● **WORK TO DO**: Each entry in the listing below should be restated word for word.

BEGIN EXERCISE MATERIALS

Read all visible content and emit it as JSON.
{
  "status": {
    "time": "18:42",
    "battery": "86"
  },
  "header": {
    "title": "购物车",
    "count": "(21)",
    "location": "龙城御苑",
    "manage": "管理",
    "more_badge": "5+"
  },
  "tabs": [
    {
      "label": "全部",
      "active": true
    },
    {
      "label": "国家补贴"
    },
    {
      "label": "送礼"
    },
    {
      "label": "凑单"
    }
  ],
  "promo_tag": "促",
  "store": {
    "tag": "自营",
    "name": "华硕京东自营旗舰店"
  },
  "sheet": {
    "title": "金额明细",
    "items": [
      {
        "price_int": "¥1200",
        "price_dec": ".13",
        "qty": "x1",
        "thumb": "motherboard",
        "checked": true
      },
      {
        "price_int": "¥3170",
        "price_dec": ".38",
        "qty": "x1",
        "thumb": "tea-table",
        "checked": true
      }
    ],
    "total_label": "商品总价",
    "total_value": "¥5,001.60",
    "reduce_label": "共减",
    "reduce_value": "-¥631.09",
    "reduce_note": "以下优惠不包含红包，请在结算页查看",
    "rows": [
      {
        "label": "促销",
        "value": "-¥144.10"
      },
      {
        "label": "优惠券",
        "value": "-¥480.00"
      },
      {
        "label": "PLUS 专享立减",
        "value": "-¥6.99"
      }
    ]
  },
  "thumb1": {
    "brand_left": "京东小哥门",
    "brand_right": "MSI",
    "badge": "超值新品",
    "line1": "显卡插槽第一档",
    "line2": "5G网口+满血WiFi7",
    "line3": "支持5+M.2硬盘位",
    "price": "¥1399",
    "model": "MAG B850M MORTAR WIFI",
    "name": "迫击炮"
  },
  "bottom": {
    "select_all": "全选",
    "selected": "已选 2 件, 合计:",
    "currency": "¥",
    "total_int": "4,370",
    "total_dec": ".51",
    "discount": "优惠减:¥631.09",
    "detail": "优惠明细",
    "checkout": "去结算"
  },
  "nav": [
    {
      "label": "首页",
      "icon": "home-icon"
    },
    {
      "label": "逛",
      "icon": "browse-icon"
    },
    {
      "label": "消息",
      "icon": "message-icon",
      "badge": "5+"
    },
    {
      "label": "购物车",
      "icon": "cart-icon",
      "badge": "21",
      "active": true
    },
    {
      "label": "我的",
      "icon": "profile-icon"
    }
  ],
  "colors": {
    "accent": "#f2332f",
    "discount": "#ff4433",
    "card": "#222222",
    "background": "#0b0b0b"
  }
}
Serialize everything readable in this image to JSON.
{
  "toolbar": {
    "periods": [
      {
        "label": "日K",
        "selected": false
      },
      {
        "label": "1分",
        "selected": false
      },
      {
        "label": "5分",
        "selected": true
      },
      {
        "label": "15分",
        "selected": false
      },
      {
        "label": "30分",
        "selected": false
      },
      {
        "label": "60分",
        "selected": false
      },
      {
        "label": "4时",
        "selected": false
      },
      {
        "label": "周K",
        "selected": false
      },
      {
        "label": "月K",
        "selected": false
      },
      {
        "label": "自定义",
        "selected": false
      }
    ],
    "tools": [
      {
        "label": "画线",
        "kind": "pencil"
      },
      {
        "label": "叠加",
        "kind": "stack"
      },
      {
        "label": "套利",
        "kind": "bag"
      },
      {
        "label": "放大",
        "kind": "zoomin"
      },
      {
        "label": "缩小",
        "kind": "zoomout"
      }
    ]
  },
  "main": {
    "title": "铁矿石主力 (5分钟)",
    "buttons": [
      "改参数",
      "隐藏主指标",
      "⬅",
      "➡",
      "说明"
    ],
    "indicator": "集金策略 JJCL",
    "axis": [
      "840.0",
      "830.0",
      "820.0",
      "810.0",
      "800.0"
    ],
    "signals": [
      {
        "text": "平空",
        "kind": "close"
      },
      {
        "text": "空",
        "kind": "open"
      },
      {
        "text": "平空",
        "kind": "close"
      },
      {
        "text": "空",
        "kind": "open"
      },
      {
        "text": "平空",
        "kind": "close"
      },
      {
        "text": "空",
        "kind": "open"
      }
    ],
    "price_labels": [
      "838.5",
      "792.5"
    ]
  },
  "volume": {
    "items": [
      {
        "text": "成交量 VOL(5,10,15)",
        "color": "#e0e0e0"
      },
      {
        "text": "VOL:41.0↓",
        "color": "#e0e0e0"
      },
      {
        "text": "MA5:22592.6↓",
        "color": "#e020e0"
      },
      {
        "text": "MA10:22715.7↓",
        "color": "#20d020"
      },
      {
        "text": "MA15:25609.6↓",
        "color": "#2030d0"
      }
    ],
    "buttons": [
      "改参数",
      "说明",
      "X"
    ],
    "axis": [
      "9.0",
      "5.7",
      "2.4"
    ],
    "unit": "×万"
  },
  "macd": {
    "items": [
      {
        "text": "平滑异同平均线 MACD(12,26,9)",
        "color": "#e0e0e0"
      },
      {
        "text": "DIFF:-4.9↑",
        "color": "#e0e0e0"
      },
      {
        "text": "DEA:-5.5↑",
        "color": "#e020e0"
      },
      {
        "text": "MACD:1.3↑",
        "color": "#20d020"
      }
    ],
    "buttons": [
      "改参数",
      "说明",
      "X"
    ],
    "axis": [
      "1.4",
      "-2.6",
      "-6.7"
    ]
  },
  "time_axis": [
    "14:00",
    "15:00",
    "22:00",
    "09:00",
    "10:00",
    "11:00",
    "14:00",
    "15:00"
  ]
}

END EXERCISE MATERIALS

● **EXERCISE OUTPUT**:
Read all visible content and emit it as JSON.
{
  "status": {
    "time": "18:42",
    "battery": "86"
  },
  "header": {
    "title": "购物车",
    "count": "(21)",
    "location": "龙城御苑",
    "manage": "管理",
    "more_badge": "5+"
  },
  "tabs": [
    {
      "label": "全部",
      "active": true
    },
    {
      "label": "国家补贴"
    },
    {
      "label": "送礼"
    },
    {
      "label": "凑单"
    }
  ],
  "promo_tag": "促",
  "store": {
    "tag": "自营",
    "name": "华硕京东自营旗舰店"
  },
  "sheet": {
    "title": "金额明细",
    "items": [
      {
        "price_int": "¥1200",
        "price_dec": ".13",
        "qty": "x1",
        "thumb": "motherboard",
        "checked": true
      },
      {
        "price_int": "¥3170",
        "price_dec": ".38",
        "qty": "x1",
        "thumb": "tea-table",
        "checked": true
      }
    ],
    "total_label": "商品总价",
    "total_value": "¥5,001.60",
    "reduce_label": "共减",
    "reduce_value": "-¥631.09",
    "reduce_note": "以下优惠不包含红包，请在结算页查看",
    "rows": [
      {
        "label": "促销",
        "value": "-¥144.10"
      },
      {
        "label": "优惠券",
        "value": "-¥480.00"
      },
      {
        "label": "PLUS 专享立减",
        "value": "-¥6.99"
      }
    ]
  },
  "thumb1": {
    "brand_left": "京东小哥门",
    "brand_right": "MSI",
    "badge": "超值新品",
    "line1": "显卡插槽第一档",
    "line2": "5G网口+满血WiFi7",
    "line3": "支持5+M.2硬盘位",
    "price": "¥1399",
    "model": "MAG B850M MORTAR WIFI",
    "name": "迫击炮"
  },
  "bottom": {
    "select_all": "全选",
    "selected": "已选 2 件, 合计:",
    "currency": "¥",
    "total_int": "4,370",
    "total_dec": ".51",
    "discount": "优惠减:¥631.09",
    "detail": "优惠明细",
    "checkout": "去结算"
  },
  "nav": [
    {
      "label": "首页",
      "icon": "home-icon"
    },
    {
      "label": "逛",
      "icon": "browse-icon"
    },
    {
      "label": "消息",
      "icon": "message-icon",
      "badge": "5+"
    },
    {
      "label": "购物车",
      "icon": "cart-icon",
      "badge": "21",
      "active": true
    },
    {
      "label": "我的",
      "icon": "profile-icon"
    }
  ],
  "colors": {
    "accent": "#f2332f",
    "discount": "#ff4433",
    "card": "#222222",
    "background": "#0b0b0b"
  }
}
Serialize everything readable in this image to JSON.
{
  "toolbar": {
    "periods": [
      {
        "label": "日K",
        "selected": false
      },
      {
        "label": "1分",
        "selected": false
      },
      {
        "label": "5分",
        "selected": true
      },
      {
        "label": "15分",
        "selected": false
      },
      {
        "label": "30分",
        "selected": false
      },
      {
        "label": "60分",
        "selected": false
      },
      {
        "label": "4时",
        "selected": false
      },
      {
        "label": "周K",
        "selected": false
      },
      {
        "label": "月K",
        "selected": false
      },
      {
        "label": "自定义",
        "selected": false
      }
    ],
    "tools": [
      {
        "label": "画线",
        "kind": "pencil"
      },
      {
        "label": "叠加",
        "kind": "stack"
      },
      {
        "label": "套利",
        "kind": "bag"
      },
      {
        "label": "放大",
        "kind": "zoomin"
      },
      {
        "label": "缩小",
        "kind": "zoomout"
      }
    ]
  },
  "main": {
    "title": "铁矿石主力 (5分钟)",
    "buttons": [
      "改参数",
      "隐藏主指标",
      "⬅",
      "➡",
      "说明"
    ],
    "indicator": "集金策略 JJCL",
    "axis": [
      "840.0",
      "830.0",
      "820.0",
      "810.0",
      "800.0"
    ],
    "signals": [
      {
        "text": "平空",
        "kind": "close"
      },
      {
        "text": "空",
        "kind": "open"
      },
      {
        "text": "平空",
        "kind": "close"
      },
      {
        "text": "空",
        "kind": "open"
      },
      {
        "text": "平空",
        "kind": "close"
      },
      {
        "text": "空",
        "kind": "open"
      }
    ],
    "price_labels": [
      "838.5",
      "792.5"
    ]
  },
  "volume": {
    "items": [
      {
        "text": "成交量 VOL(5,10,15)",
        "color": "#e0e0e0"
      },
      {
        "text": "VOL:41.0↓",
        "color": "#e0e0e0"
      },
      {
        "text": "MA5:22592.6↓",
        "color": "#e020e0"
      },
      {
        "text": "MA10:22715.7↓",
        "color": "#20d020"
      },
      {
        "text": "MA15:25609.6↓",
        "color": "#2030d0"
      }
    ],
    "buttons": [
      "改参数",
      "说明",
      "X"
    ],
    "axis": [
      "9.0",
      "5.7",
      "2.4"
    ],
    "unit": "×万"
  },
  "macd": {
    "items": [
      {
        "text": "平滑异同平均线 MACD(12,26,9)",
        "color": "#e0e0e0"
      },
      {
        "text": "DIFF:-4.9↑",
        "color": "#e0e0e0"
      },
      {
        "text": "DEA:-5.5↑",
        "color": "#e020e0"
      },
      {
        "text": "MACD:1.3↑",
        "color": "#20d020"
      }
    ],
    "buttons": [
      "改参数",
      "说明",
      "X"
    ],
    "axis": [
      "1.4",
      "-2.6",
      "-6.7"
    ]
  },
  "time_axis": [
    "14:00",
    "15:00",
    "22:00",
    "09:00",
    "10:00",
    "11:00",
    "14:00",
    "15:00"
  ]
}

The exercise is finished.